[Begin Input]

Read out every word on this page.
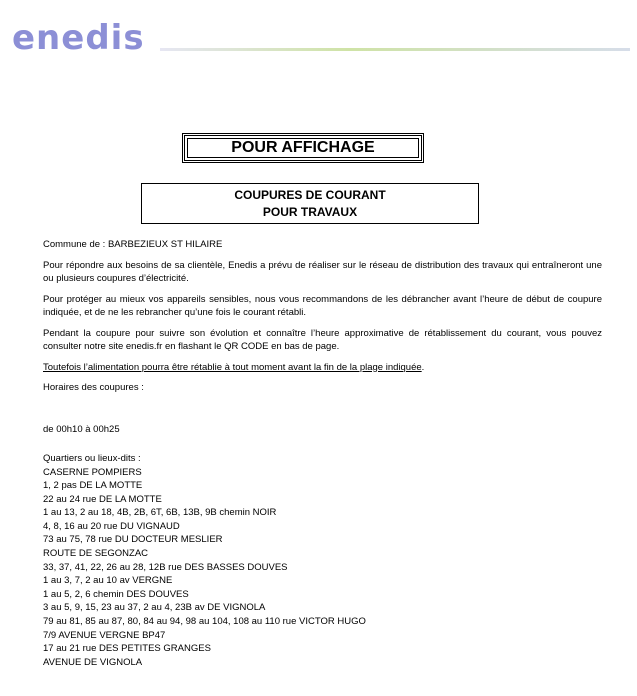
enedis
POUR AFFICHAGE
COUPURES DE COURANT
POUR TRAVAUX

Commune de : BARBEZIEUX ST HILAIRE

Pour répondre aux besoins de sa clientèle, Enedis a prévu de réaliser sur le réseau de distribution des travaux qui entraîneront une ou plusieurs coupures d’électricité.

Pour protéger au mieux vos appareils sensibles, nous vous recommandons de les débrancher avant l’heure de début de coupure indiquée, et de ne les rebrancher qu’une fois le courant rétabli.

Pendant la coupure pour suivre son évolution et connaître l’heure approximative de rétablissement du courant, vous pouvez consulter notre site enedis.fr en flashant le QR CODE en bas de page.

Toutefois l’alimentation pourra être rétablie à tout moment avant la fin de la plage indiquée.

Horaires des coupures :

de 00h10 à 00h25

Quartiers ou lieux-dits :
CASERNE POMPIERS
1, 2 pas DE LA MOTTE
22 au 24 rue DE LA MOTTE
1 au 13, 2 au 18, 4B, 2B, 6T, 6B, 13B, 9B chemin NOIR
4, 8, 16 au 20 rue DU VIGNAUD
73 au 75, 78 rue DU DOCTEUR MESLIER
ROUTE DE SEGONZAC
33, 37, 41, 22, 26 au 28, 12B rue DES BASSES DOUVES
1 au 3, 7, 2 au 10 av VERGNE
1 au 5, 2, 6 chemin DES DOUVES
3 au 5, 9, 15, 23 au 37, 2 au 4, 23B av DE VIGNOLA
79 au 81, 85 au 87, 80, 84 au 94, 98 au 104, 108 au 110 rue VICTOR HUGO
7/9 AVENUE VERGNE BP47
17 au 21 rue DES PETITES GRANGES
AVENUE DE VIGNOLA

[End Input]

Reproduce all of the entries word for word, skipping any pictures they hold.

Finished exercise:
Read out every word on this page.
enedis
POUR AFFICHAGE
COUPURES DE COURANT
POUR TRAVAUX

Commune de : BARBEZIEUX ST HILAIRE

Pour répondre aux besoins de sa clientèle, Enedis a prévu de réaliser sur le réseau de distribution des travaux qui entraîneront une ou plusieurs coupures d’électricité.

Pour protéger au mieux vos appareils sensibles, nous vous recommandons de les débrancher avant l’heure de début de coupure indiquée, et de ne les rebrancher qu’une fois le courant rétabli.

Pendant la coupure pour suivre son évolution et connaître l’heure approximative de rétablissement du courant, vous pouvez consulter notre site enedis.fr en flashant le QR CODE en bas de page.

Toutefois l’alimentation pourra être rétablie à tout moment avant la fin de la plage indiquée.

Horaires des coupures :

de 00h10 à 00h25

Quartiers ou lieux-dits :
CASERNE POMPIERS
1, 2 pas DE LA MOTTE
22 au 24 rue DE LA MOTTE
1 au 13, 2 au 18, 4B, 2B, 6T, 6B, 13B, 9B chemin NOIR
4, 8, 16 au 20 rue DU VIGNAUD
73 au 75, 78 rue DU DOCTEUR MESLIER
ROUTE DE SEGONZAC
33, 37, 41, 22, 26 au 28, 12B rue DES BASSES DOUVES
1 au 3, 7, 2 au 10 av VERGNE
1 au 5, 2, 6 chemin DES DOUVES
3 au 5, 9, 15, 23 au 37, 2 au 4, 23B av DE VIGNOLA
79 au 81, 85 au 87, 80, 84 au 94, 98 au 104, 108 au 110 rue VICTOR HUGO
7/9 AVENUE VERGNE BP47
17 au 21 rue DES PETITES GRANGES
AVENUE DE VIGNOLA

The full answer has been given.